(Stated goal): Write out the whole listing, matching it exactly.

Entries from a dataset:
↓↓↓
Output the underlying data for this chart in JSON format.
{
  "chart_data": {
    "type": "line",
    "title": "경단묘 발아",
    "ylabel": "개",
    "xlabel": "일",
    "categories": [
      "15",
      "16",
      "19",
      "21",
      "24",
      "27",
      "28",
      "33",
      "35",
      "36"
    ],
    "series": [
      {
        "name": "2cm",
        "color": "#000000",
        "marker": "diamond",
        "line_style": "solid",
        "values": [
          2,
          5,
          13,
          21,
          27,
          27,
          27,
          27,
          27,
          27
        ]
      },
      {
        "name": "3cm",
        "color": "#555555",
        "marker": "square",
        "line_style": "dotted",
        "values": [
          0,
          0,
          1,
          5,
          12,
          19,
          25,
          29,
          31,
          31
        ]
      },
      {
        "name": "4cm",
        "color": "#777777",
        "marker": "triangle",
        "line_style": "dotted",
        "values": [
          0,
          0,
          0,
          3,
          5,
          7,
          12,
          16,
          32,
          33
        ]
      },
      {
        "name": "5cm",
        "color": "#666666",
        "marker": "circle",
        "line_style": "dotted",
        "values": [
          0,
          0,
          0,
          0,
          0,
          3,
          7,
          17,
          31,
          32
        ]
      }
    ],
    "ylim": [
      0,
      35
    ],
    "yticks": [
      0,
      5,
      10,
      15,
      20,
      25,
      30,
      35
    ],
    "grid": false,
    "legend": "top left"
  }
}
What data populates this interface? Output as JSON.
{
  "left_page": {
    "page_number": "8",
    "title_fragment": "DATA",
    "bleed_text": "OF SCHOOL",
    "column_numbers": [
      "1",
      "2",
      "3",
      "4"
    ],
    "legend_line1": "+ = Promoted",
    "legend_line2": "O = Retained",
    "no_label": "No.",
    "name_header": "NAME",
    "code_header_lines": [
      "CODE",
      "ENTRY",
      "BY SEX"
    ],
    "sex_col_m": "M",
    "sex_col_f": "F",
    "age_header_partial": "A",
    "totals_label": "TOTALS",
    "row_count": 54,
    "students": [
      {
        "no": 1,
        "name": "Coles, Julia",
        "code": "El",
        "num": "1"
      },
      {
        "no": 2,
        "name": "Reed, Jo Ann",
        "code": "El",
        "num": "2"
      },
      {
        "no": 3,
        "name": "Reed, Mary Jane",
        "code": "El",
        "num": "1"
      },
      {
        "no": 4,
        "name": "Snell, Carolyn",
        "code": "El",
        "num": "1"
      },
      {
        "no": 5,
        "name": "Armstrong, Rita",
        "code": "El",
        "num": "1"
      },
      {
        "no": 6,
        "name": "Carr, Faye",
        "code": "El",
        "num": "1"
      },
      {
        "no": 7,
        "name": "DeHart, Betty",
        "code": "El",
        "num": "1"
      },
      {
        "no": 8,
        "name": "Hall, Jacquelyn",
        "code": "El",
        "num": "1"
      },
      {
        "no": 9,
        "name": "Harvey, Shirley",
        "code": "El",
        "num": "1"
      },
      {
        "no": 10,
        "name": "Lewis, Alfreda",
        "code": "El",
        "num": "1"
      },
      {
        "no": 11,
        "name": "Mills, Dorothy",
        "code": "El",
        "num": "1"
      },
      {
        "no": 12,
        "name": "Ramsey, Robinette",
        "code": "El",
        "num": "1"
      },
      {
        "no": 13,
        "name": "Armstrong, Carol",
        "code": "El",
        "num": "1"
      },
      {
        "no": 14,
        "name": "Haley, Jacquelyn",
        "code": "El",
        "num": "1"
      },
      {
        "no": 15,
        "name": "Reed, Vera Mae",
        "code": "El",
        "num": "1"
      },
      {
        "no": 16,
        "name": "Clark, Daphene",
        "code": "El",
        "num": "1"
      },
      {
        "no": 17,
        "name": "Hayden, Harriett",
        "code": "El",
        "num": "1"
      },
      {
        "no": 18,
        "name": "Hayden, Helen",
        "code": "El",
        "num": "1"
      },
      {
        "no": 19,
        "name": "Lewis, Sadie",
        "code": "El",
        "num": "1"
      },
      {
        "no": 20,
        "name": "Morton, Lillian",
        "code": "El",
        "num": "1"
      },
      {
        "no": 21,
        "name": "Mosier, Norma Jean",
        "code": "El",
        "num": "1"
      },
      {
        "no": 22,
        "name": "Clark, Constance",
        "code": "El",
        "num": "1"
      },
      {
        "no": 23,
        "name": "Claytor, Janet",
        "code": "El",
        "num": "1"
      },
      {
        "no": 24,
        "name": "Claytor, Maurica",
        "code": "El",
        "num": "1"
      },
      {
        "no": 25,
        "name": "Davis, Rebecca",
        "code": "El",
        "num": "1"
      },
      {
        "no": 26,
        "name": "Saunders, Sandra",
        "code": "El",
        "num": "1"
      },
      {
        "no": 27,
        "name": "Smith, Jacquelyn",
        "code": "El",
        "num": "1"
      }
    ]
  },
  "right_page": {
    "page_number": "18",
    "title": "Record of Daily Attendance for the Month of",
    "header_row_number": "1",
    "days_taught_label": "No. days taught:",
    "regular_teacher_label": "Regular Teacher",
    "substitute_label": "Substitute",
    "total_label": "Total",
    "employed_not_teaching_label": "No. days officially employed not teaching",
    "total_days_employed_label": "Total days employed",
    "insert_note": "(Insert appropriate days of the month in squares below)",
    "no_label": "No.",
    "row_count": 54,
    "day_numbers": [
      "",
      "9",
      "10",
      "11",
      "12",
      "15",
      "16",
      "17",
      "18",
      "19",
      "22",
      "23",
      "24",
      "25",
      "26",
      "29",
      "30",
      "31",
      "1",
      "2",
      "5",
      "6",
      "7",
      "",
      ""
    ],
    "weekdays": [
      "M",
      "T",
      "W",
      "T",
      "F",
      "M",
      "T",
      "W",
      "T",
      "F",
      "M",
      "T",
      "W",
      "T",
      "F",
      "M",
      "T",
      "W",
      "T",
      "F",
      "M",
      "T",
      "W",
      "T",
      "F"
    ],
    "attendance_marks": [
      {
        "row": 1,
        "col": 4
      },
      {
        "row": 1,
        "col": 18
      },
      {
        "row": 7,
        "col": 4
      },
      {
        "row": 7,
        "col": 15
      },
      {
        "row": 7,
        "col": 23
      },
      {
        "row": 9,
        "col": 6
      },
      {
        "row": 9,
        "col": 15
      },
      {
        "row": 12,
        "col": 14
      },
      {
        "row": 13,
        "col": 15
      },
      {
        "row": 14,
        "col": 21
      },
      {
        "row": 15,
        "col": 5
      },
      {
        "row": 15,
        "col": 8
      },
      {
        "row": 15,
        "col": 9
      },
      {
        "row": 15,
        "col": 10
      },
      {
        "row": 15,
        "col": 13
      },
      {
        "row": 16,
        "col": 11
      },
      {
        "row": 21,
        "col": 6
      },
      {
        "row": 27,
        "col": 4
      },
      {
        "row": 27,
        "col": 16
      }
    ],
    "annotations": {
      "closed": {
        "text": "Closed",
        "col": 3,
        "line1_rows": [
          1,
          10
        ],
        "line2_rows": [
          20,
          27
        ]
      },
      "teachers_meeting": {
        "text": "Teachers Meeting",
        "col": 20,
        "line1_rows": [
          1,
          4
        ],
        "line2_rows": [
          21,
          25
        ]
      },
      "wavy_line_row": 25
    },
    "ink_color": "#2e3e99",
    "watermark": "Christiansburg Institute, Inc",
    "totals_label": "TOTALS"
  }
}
↑↑↑
(Reply):
Output the underlying data for this chart in JSON format.
{
  "chart_data": {
    "type": "line",
    "title": "경단묘 발아",
    "ylabel": "개",
    "xlabel": "일",
    "categories": [
      "15",
      "16",
      "19",
      "21",
      "24",
      "27",
      "28",
      "33",
      "35",
      "36"
    ],
    "series": [
      {
        "name": "2cm",
        "color": "#000000",
        "marker": "diamond",
        "line_style": "solid",
        "values": [
          2,
          5,
          13,
          21,
          27,
          27,
          27,
          27,
          27,
          27
        ]
      },
      {
        "name": "3cm",
        "color": "#555555",
        "marker": "square",
        "line_style": "dotted",
        "values": [
          0,
          0,
          1,
          5,
          12,
          19,
          25,
          29,
          31,
          31
        ]
      },
      {
        "name": "4cm",
        "color": "#777777",
        "marker": "triangle",
        "line_style": "dotted",
        "values": [
          0,
          0,
          0,
          3,
          5,
          7,
          12,
          16,
          32,
          33
        ]
      },
      {
        "name": "5cm",
        "color": "#666666",
        "marker": "circle",
        "line_style": "dotted",
        "values": [
          0,
          0,
          0,
          0,
          0,
          3,
          7,
          17,
          31,
          32
        ]
      }
    ],
    "ylim": [
      0,
      35
    ],
    "yticks": [
      0,
      5,
      10,
      15,
      20,
      25,
      30,
      35
    ],
    "grid": false,
    "legend": "top left"
  }
}
What data populates this interface? Output as JSON.
{
  "left_page": {
    "page_number": "8",
    "title_fragment": "DATA",
    "bleed_text": "OF SCHOOL",
    "column_numbers": [
      "1",
      "2",
      "3",
      "4"
    ],
    "legend_line1": "+ = Promoted",
    "legend_line2": "O = Retained",
    "no_label": "No.",
    "name_header": "NAME",
    "code_header_lines": [
      "CODE",
      "ENTRY",
      "BY SEX"
    ],
    "sex_col_m": "M",
    "sex_col_f": "F",
    "age_header_partial": "A",
    "totals_label": "TOTALS",
    "row_count": 54,
    "students": [
      {
        "no": 1,
        "name": "Coles, Julia",
        "code": "El",
        "num": "1"
      },
      {
        "no": 2,
        "name": "Reed, Jo Ann",
        "code": "El",
        "num": "2"
      },
      {
        "no": 3,
        "name": "Reed, Mary Jane",
        "code": "El",
        "num": "1"
      },
      {
        "no": 4,
        "name": "Snell, Carolyn",
        "code": "El",
        "num": "1"
      },
      {
        "no": 5,
        "name": "Armstrong, Rita",
        "code": "El",
        "num": "1"
      },
      {
        "no": 6,
        "name": "Carr, Faye",
        "code": "El",
        "num": "1"
      },
      {
        "no": 7,
        "name": "DeHart, Betty",
        "code": "El",
        "num": "1"
      },
      {
        "no": 8,
        "name": "Hall, Jacquelyn",
        "code": "El",
        "num": "1"
      },
      {
        "no": 9,
        "name": "Harvey, Shirley",
        "code": "El",
        "num": "1"
      },
      {
        "no": 10,
        "name": "Lewis, Alfreda",
        "code": "El",
        "num": "1"
      },
      {
        "no": 11,
        "name": "Mills, Dorothy",
        "code": "El",
        "num": "1"
      },
      {
        "no": 12,
        "name": "Ramsey, Robinette",
        "code": "El",
        "num": "1"
      },
      {
        "no": 13,
        "name": "Armstrong, Carol",
        "code": "El",
        "num": "1"
      },
      {
        "no": 14,
        "name": "Haley, Jacquelyn",
        "code": "El",
        "num": "1"
      },
      {
        "no": 15,
        "name": "Reed, Vera Mae",
        "code": "El",
        "num": "1"
      },
      {
        "no": 16,
        "name": "Clark, Daphene",
        "code": "El",
        "num": "1"
      },
      {
        "no": 17,
        "name": "Hayden, Harriett",
        "code": "El",
        "num": "1"
      },
      {
        "no": 18,
        "name": "Hayden, Helen",
        "code": "El",
        "num": "1"
      },
      {
        "no": 19,
        "name": "Lewis, Sadie",
        "code": "El",
        "num": "1"
      },
      {
        "no": 20,
        "name": "Morton, Lillian",
        "code": "El",
        "num": "1"
      },
      {
        "no": 21,
        "name": "Mosier, Norma Jean",
        "code": "El",
        "num": "1"
      },
      {
        "no": 22,
        "name": "Clark, Constance",
        "code": "El",
        "num": "1"
      },
      {
        "no": 23,
        "name": "Claytor, Janet",
        "code": "El",
        "num": "1"
      },
      {
        "no": 24,
        "name": "Claytor, Maurica",
        "code": "El",
        "num": "1"
      },
      {
        "no": 25,
        "name": "Davis, Rebecca",
        "code": "El",
        "num": "1"
      },
      {
        "no": 26,
        "name": "Saunders, Sandra",
        "code": "El",
        "num": "1"
      },
      {
        "no": 27,
        "name": "Smith, Jacquelyn",
        "code": "El",
        "num": "1"
      }
    ]
  },
  "right_page": {
    "page_number": "18",
    "title": "Record of Daily Attendance for the Month of",
    "header_row_number": "1",
    "days_taught_label": "No. days taught:",
    "regular_teacher_label": "Regular Teacher",
    "substitute_label": "Substitute",
    "total_label": "Total",
    "employed_not_teaching_label": "No. days officially employed not teaching",
    "total_days_employed_label": "Total days employed",
    "insert_note": "(Insert appropriate days of the month in squares below)",
    "no_label": "No.",
    "row_count": 54,
    "day_numbers": [
      "",
      "9",
      "10",
      "11",
      "12",
      "15",
      "16",
      "17",
      "18",
      "19",
      "22",
      "23",
      "24",
      "25",
      "26",
      "29",
      "30",
      "31",
      "1",
      "2",
      "5",
      "6",
      "7",
      "",
      ""
    ],
    "weekdays": [
      "M",
      "T",
      "W",
      "T",
      "F",
      "M",
      "T",
      "W",
      "T",
      "F",
      "M",
      "T",
      "W",
      "T",
      "F",
      "M",
      "T",
      "W",
      "T",
      "F",
      "M",
      "T",
      "W",
      "T",
      "F"
    ],
    "attendance_marks": [
      {
        "row": 1,
        "col": 4
      },
      {
        "row": 1,
        "col": 18
      },
      {
        "row": 7,
        "col": 4
      },
      {
        "row": 7,
        "col": 15
      },
      {
        "row": 7,
        "col": 23
      },
      {
        "row": 9,
        "col": 6
      },
      {
        "row": 9,
        "col": 15
      },
      {
        "row": 12,
        "col": 14
      },
      {
        "row": 13,
        "col": 15
      },
      {
        "row": 14,
        "col": 21
      },
      {
        "row": 15,
        "col": 5
      },
      {
        "row": 15,
        "col": 8
      },
      {
        "row": 15,
        "col": 9
      },
      {
        "row": 15,
        "col": 10
      },
      {
        "row": 15,
        "col": 13
      },
      {
        "row": 16,
        "col": 11
      },
      {
        "row": 21,
        "col": 6
      },
      {
        "row": 27,
        "col": 4
      },
      {
        "row": 27,
        "col": 16
      }
    ],
    "annotations": {
      "closed": {
        "text": "Closed",
        "col": 3,
        "line1_rows": [
          1,
          10
        ],
        "line2_rows": [
          20,
          27
        ]
      },
      "teachers_meeting": {
        "text": "Teachers Meeting",
        "col": 20,
        "line1_rows": [
          1,
          4
        ],
        "line2_rows": [
          21,
          25
        ]
      },
      "wavy_line_row": 25
    },
    "ink_color": "#2e3e99",
    "watermark": "Christiansburg Institute, Inc",
    "totals_label": "TOTALS"
  }
}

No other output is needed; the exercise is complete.